Lines of data

□ □ □ □ □ □ □

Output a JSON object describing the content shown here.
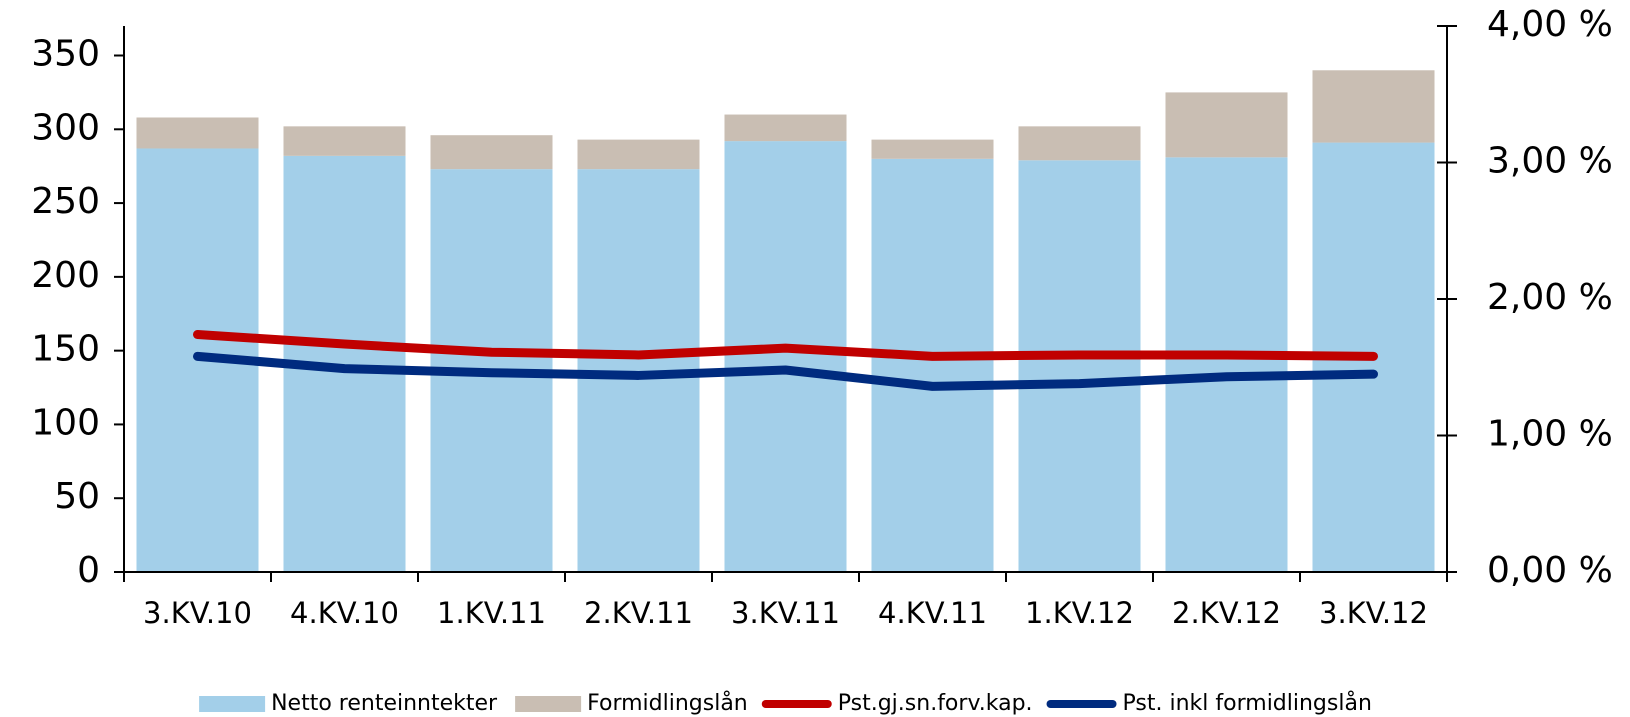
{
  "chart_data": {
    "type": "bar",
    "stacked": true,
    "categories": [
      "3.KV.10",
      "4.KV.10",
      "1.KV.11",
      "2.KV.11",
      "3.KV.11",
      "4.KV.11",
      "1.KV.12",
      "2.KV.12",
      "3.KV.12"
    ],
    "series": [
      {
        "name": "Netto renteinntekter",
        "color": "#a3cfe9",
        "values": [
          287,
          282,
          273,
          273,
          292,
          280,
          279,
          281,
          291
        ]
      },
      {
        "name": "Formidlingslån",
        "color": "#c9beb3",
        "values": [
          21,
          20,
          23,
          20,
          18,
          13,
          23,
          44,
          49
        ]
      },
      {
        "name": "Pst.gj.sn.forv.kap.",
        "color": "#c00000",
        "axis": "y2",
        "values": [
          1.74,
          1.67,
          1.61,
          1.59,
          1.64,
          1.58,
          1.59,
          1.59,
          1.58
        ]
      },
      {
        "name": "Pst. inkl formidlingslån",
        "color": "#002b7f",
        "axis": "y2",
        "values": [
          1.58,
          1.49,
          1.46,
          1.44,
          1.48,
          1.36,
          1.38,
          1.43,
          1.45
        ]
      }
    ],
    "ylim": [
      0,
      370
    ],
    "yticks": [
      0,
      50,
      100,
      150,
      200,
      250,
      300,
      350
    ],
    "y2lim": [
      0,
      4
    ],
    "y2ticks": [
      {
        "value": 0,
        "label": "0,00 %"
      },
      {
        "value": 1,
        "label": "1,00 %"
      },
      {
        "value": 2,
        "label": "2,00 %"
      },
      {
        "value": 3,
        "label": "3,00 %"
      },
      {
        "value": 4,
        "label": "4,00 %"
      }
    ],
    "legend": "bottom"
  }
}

□ □ □ □ □ □ □

**What the exercise asks**
Look through the entries above for the word "name". Copy every line where it shows up.

**Solution for this task**
        "name": "Netto renteinntekter",
        "name": "Formidlingslån",
        "name": "Pst.gj.sn.forv.kap.",
        "name": "Pst. inkl formidlingslån",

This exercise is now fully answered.